### Problem statement
Read through the data and report every line in which the word "text" occurs.

++++ Working data

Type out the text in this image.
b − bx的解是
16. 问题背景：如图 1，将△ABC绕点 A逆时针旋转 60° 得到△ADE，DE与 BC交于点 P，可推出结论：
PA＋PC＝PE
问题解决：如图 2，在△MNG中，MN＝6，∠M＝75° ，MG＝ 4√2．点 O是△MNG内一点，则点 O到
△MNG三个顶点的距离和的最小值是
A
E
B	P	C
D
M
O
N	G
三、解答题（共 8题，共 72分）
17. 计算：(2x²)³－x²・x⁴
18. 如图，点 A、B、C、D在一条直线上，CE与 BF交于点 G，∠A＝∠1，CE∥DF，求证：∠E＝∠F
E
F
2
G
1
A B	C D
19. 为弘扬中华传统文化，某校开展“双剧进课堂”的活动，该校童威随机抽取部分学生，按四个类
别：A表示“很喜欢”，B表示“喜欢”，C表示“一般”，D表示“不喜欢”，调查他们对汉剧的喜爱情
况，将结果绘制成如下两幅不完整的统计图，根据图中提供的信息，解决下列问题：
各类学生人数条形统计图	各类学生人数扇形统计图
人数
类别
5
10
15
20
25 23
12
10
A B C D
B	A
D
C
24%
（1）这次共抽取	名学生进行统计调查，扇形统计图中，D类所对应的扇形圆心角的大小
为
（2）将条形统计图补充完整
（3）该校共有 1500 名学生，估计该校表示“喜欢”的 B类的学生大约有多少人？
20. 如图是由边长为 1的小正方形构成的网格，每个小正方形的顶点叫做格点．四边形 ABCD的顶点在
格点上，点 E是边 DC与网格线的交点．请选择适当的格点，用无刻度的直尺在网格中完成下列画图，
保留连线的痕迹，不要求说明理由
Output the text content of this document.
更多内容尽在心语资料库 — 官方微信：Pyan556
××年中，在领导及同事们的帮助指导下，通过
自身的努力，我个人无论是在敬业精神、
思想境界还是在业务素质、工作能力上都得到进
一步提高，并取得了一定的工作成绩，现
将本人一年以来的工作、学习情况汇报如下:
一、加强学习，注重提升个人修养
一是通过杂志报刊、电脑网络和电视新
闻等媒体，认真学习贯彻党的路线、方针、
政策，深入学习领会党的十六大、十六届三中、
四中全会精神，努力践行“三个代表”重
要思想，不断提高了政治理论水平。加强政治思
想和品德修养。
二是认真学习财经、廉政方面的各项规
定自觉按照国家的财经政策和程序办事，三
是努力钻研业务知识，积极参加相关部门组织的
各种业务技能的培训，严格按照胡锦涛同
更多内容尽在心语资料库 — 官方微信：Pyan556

++++++++

### Full answer
Type out the text in this image.
Output the text content of this document.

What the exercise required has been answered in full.